==== RECORDS SUPPLIED ====
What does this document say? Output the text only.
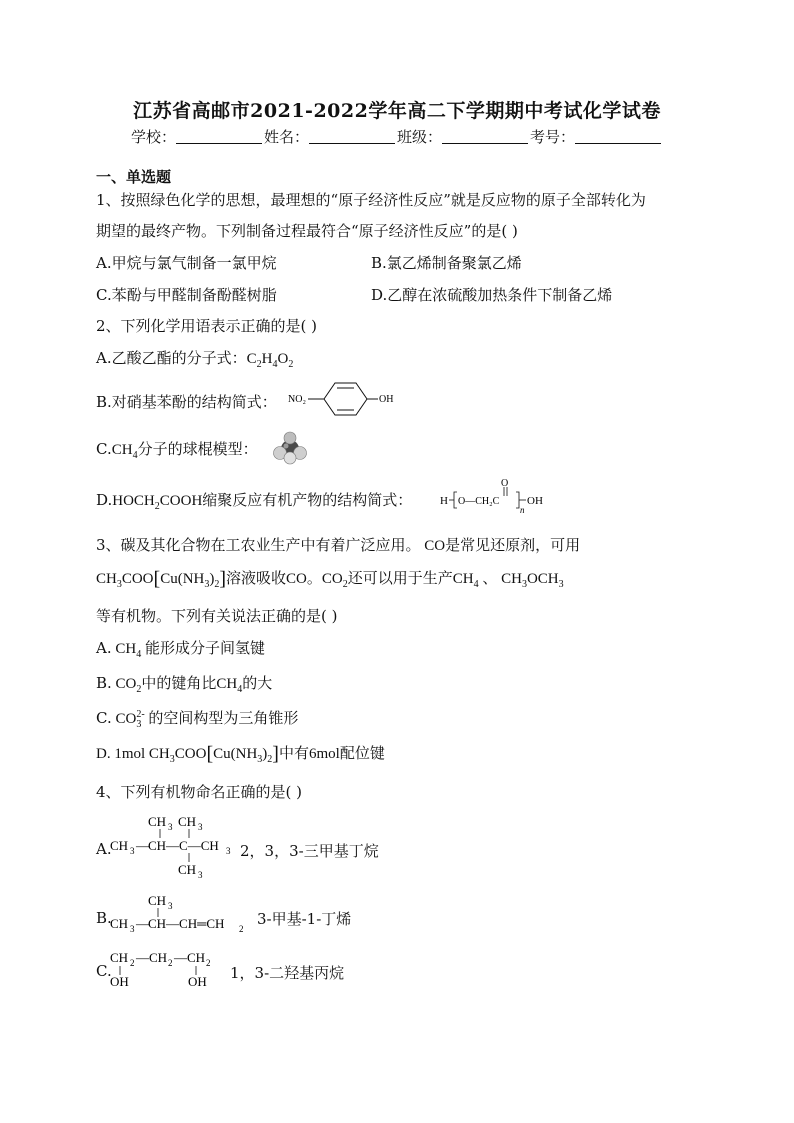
江苏省高邮市2021-2022学年高二下学期期中考试化学试卷
学校：	姓名：	班级：	考号：
一、单选题
1、按照绿色化学的思想，最理想的“原子经济性反应”就是反应物的原子全部转化为
期望的最终产物。下列制备过程最符合“原子经济性反应”的是( )
A.甲烷与氯气制备一氯甲烷	B.氯乙烯制备聚氯乙烯
C.苯酚与甲醛制备酚醛树脂	D.乙醇在浓硫酸加热条件下制备乙烯
2、下列化学用语表示正确的是( )
A.乙酸乙酯的分子式：$C_2H_4O_2$
B.对硝基苯酚的结构简式： NO₂	OH
$C.CH_4$分子的球棍模型：
$D.HOCH_2COOH$缩聚反应有机产物的结构简式：	H O—CH₂C
O
n
OH
3、碳及其化合物在工农业生产中有着广泛应用。 CO是常见还原剂，可用
$CH_3COO[Cu(NH_3)_2]$溶液吸收CO。$CO_2$还可以用于生产$CH_4$ 、 $CH_3OCH_3$
等有机物。下列有关说法正确的是( )
A. $CH_4$ 能形成分子间氢键
B. $CO_2$中的键角比$CH_4$的大
C. $CO_3^{2-}$ 的空间构型为三角锥形
D. 1mol $CH_3COO[Cu(NH_3)_2]$中有6mol配位键
4、下列有机物命名正确的是( )
A.
CH 3 CH 3
CH 3 — CH—C—CH 3
CH 3
2，3，3-三甲基丁烷
B.
CH 3
CH 3 — CH—CH═CH 2
3-甲基-1-丁烯
C.
CH 2 —CH 2 —CH 2
OH	OH 1，3-二羟基丙烷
====
WORK TO COMPLETE:
Gather up every line from the listing above in which the word "原子经济性反应" occurs.

FINISHED ANSWER:
1、按照绿色化学的思想，最理想的“原子经济性反应”就是反应物的原子全部转化为
期望的最终产物。下列制备过程最符合“原子经济性反应”的是( )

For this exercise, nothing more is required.